- DIRECTION: Extract the complete listing and repeat it word for word.

<<<<

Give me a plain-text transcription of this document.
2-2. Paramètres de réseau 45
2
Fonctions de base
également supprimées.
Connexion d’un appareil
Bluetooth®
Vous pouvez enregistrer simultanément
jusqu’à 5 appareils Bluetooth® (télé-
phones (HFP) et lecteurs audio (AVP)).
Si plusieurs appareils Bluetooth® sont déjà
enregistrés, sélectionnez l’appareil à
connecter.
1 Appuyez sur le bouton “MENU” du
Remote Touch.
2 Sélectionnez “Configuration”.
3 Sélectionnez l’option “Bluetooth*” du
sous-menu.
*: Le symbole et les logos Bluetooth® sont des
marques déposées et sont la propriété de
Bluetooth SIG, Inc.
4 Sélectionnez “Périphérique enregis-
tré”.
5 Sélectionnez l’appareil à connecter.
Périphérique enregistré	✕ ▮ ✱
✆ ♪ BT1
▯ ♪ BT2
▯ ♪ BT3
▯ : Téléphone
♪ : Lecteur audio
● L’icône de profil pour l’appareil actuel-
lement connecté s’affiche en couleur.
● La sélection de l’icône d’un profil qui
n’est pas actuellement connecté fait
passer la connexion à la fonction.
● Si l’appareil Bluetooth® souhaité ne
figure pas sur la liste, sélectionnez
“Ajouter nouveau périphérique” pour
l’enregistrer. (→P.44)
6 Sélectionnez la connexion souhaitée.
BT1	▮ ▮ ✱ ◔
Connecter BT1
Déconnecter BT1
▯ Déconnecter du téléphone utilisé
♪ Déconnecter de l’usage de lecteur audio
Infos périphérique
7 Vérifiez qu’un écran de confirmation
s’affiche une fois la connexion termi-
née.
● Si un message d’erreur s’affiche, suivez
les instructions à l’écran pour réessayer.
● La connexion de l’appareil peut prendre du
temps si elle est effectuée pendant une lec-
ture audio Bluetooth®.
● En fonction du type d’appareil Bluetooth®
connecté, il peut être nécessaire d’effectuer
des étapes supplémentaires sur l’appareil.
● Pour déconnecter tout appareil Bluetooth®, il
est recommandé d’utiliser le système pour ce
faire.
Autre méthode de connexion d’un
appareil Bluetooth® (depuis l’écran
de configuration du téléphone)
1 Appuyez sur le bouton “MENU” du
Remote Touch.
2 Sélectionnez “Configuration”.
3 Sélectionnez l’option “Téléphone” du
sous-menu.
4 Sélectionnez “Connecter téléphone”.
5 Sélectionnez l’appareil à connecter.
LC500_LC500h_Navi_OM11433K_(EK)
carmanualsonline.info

>>>>

- ANSWER TO THE EXERCISE:
Give me a plain-text transcription of this document.
2-2. Paramètres de réseau 45
2
Fonctions de base
également supprimées.
Connexion d’un appareil
Bluetooth®
Vous pouvez enregistrer simultanément
jusqu’à 5 appareils Bluetooth® (télé-
phones (HFP) et lecteurs audio (AVP)).
Si plusieurs appareils Bluetooth® sont déjà
enregistrés, sélectionnez l’appareil à
connecter.
1 Appuyez sur le bouton “MENU” du
Remote Touch.
2 Sélectionnez “Configuration”.
3 Sélectionnez l’option “Bluetooth*” du
sous-menu.
*: Le symbole et les logos Bluetooth® sont des
marques déposées et sont la propriété de
Bluetooth SIG, Inc.
4 Sélectionnez “Périphérique enregis-
tré”.
5 Sélectionnez l’appareil à connecter.
Périphérique enregistré	✕ ▮ ✱
✆ ♪ BT1
▯ ♪ BT2
▯ ♪ BT3
▯ : Téléphone
♪ : Lecteur audio
● L’icône de profil pour l’appareil actuel-
lement connecté s’affiche en couleur.
● La sélection de l’icône d’un profil qui
n’est pas actuellement connecté fait
passer la connexion à la fonction.
● Si l’appareil Bluetooth® souhaité ne
figure pas sur la liste, sélectionnez
“Ajouter nouveau périphérique” pour
l’enregistrer. (→P.44)
6 Sélectionnez la connexion souhaitée.
BT1	▮ ▮ ✱ ◔
Connecter BT1
Déconnecter BT1
▯ Déconnecter du téléphone utilisé
♪ Déconnecter de l’usage de lecteur audio
Infos périphérique
7 Vérifiez qu’un écran de confirmation
s’affiche une fois la connexion termi-
née.
● Si un message d’erreur s’affiche, suivez
les instructions à l’écran pour réessayer.
● La connexion de l’appareil peut prendre du
temps si elle est effectuée pendant une lec-
ture audio Bluetooth®.
● En fonction du type d’appareil Bluetooth®
connecté, il peut être nécessaire d’effectuer
des étapes supplémentaires sur l’appareil.
● Pour déconnecter tout appareil Bluetooth®, il
est recommandé d’utiliser le système pour ce
faire.
Autre méthode de connexion d’un
appareil Bluetooth® (depuis l’écran
de configuration du téléphone)
1 Appuyez sur le bouton “MENU” du
Remote Touch.
2 Sélectionnez “Configuration”.
3 Sélectionnez l’option “Téléphone” du
sous-menu.
4 Sélectionnez “Connecter téléphone”.
5 Sélectionnez l’appareil à connecter.
LC500_LC500h_Navi_OM11433K_(EK)
carmanualsonline.info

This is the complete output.